**What the task asks:** Pick out the lines below that include the string "проведения".

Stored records
+--
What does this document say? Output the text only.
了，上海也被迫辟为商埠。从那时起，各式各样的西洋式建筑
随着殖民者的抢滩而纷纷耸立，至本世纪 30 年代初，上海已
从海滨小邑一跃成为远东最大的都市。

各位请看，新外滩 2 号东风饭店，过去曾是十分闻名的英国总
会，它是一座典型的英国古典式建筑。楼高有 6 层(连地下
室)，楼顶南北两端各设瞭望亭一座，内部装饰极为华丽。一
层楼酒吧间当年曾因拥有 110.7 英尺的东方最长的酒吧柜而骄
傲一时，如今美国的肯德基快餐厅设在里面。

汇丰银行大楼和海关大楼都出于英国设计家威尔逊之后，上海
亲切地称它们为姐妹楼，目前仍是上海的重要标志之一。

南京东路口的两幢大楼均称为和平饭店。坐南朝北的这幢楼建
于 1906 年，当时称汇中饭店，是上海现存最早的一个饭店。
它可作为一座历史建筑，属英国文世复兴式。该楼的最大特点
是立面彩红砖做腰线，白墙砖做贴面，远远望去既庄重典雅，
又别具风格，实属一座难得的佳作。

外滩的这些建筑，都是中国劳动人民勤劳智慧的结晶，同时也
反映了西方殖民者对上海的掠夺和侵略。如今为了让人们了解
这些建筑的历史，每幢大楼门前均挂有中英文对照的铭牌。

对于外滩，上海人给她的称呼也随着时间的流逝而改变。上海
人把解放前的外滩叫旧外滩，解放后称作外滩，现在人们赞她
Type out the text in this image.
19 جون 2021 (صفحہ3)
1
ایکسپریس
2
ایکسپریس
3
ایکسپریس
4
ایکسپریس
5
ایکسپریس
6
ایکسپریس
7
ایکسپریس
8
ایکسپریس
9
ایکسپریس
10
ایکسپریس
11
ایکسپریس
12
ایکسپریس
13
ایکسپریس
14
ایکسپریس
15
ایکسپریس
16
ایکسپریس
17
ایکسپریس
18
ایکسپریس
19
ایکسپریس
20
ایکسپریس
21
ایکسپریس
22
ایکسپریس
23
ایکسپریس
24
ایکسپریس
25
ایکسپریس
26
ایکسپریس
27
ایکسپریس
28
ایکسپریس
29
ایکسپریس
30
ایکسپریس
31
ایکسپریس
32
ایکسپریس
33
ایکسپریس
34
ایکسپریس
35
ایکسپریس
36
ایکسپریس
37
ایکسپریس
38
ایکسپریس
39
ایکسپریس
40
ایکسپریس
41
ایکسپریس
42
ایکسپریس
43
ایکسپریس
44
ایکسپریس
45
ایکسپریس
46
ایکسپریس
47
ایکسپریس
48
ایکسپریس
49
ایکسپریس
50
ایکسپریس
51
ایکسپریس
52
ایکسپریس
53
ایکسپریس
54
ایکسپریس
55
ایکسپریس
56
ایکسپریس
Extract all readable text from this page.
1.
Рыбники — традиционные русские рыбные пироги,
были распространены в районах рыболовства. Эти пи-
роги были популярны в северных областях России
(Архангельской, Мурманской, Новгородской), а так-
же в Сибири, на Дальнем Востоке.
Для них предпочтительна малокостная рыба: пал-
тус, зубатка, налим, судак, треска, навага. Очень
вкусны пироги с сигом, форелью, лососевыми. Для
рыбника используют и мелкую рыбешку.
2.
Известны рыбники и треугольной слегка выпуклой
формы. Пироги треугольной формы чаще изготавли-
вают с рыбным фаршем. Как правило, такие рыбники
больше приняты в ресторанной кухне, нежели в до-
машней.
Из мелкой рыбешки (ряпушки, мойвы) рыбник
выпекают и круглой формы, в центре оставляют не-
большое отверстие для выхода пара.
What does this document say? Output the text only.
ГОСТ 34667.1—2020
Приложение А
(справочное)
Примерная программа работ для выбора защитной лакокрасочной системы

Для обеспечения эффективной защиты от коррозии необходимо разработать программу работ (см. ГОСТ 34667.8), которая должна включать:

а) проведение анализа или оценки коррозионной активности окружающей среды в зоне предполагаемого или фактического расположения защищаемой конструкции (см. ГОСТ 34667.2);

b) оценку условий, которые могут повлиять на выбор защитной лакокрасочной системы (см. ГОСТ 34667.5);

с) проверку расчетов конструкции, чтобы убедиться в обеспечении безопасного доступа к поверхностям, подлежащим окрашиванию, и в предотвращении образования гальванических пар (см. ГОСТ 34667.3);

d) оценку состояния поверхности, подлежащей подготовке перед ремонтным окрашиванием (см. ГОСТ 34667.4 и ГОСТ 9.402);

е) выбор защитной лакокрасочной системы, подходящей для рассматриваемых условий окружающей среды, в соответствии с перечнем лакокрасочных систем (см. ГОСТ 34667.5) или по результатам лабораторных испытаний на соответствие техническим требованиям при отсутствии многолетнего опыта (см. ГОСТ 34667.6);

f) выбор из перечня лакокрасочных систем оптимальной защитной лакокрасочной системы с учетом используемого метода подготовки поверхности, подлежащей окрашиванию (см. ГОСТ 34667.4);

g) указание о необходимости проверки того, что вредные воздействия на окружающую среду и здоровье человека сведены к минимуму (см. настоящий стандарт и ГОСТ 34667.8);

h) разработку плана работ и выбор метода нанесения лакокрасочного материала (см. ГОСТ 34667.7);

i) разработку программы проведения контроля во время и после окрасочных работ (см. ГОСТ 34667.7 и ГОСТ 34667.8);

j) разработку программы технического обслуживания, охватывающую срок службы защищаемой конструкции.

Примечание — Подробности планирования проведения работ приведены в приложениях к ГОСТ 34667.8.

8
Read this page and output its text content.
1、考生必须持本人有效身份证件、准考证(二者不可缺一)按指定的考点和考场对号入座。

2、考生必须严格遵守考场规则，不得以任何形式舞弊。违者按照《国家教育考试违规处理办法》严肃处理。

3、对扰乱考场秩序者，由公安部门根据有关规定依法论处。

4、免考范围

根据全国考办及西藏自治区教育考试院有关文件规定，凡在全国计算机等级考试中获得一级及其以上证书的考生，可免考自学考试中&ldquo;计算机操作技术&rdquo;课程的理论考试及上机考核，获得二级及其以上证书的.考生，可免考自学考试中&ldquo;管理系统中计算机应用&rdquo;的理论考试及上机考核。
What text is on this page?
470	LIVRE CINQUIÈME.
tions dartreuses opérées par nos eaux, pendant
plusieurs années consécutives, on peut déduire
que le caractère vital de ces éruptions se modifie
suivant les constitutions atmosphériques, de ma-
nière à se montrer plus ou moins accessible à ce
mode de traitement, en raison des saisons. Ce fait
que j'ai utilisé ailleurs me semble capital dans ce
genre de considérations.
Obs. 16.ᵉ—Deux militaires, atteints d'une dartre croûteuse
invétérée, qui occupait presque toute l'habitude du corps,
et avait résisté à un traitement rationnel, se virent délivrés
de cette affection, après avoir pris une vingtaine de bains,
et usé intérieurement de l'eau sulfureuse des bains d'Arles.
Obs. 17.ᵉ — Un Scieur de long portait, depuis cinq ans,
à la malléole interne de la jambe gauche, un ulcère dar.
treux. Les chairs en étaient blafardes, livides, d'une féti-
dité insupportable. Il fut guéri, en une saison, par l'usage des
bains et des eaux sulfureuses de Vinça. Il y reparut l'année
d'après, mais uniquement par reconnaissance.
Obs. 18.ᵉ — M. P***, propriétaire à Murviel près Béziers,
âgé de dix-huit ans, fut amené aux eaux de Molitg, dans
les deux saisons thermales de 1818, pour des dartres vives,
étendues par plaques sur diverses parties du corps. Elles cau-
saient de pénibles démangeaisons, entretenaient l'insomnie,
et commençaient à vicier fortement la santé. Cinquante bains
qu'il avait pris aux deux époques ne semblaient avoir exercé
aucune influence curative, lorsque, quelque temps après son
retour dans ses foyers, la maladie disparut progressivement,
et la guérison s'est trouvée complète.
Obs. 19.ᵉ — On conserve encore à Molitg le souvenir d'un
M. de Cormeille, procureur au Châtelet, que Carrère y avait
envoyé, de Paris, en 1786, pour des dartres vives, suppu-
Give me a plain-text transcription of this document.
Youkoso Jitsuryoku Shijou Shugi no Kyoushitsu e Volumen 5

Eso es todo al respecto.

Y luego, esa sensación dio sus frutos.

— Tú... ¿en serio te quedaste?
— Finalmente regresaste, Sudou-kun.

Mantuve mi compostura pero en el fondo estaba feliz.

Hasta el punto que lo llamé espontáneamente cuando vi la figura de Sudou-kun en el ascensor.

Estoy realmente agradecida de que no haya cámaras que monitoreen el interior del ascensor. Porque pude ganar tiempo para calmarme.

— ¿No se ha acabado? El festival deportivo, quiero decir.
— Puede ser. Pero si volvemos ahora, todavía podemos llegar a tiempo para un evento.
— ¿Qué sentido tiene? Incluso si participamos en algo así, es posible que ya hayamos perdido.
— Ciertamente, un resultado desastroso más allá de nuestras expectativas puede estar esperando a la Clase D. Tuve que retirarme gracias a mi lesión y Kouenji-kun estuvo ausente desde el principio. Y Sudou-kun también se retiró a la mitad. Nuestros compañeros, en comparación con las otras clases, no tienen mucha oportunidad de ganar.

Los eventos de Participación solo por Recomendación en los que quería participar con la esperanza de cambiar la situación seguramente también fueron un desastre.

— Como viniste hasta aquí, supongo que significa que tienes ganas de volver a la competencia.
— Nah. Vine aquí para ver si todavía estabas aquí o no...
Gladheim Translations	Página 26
+--
**Full solution:**
i) разработку программы проведения контроля во время и после окрасочных работ (см. ГОСТ 34667.7 и ГОСТ 34667.8);
Примечание — Подробности планирования проведения работ приведены в приложениях к ГОСТ 34667.8.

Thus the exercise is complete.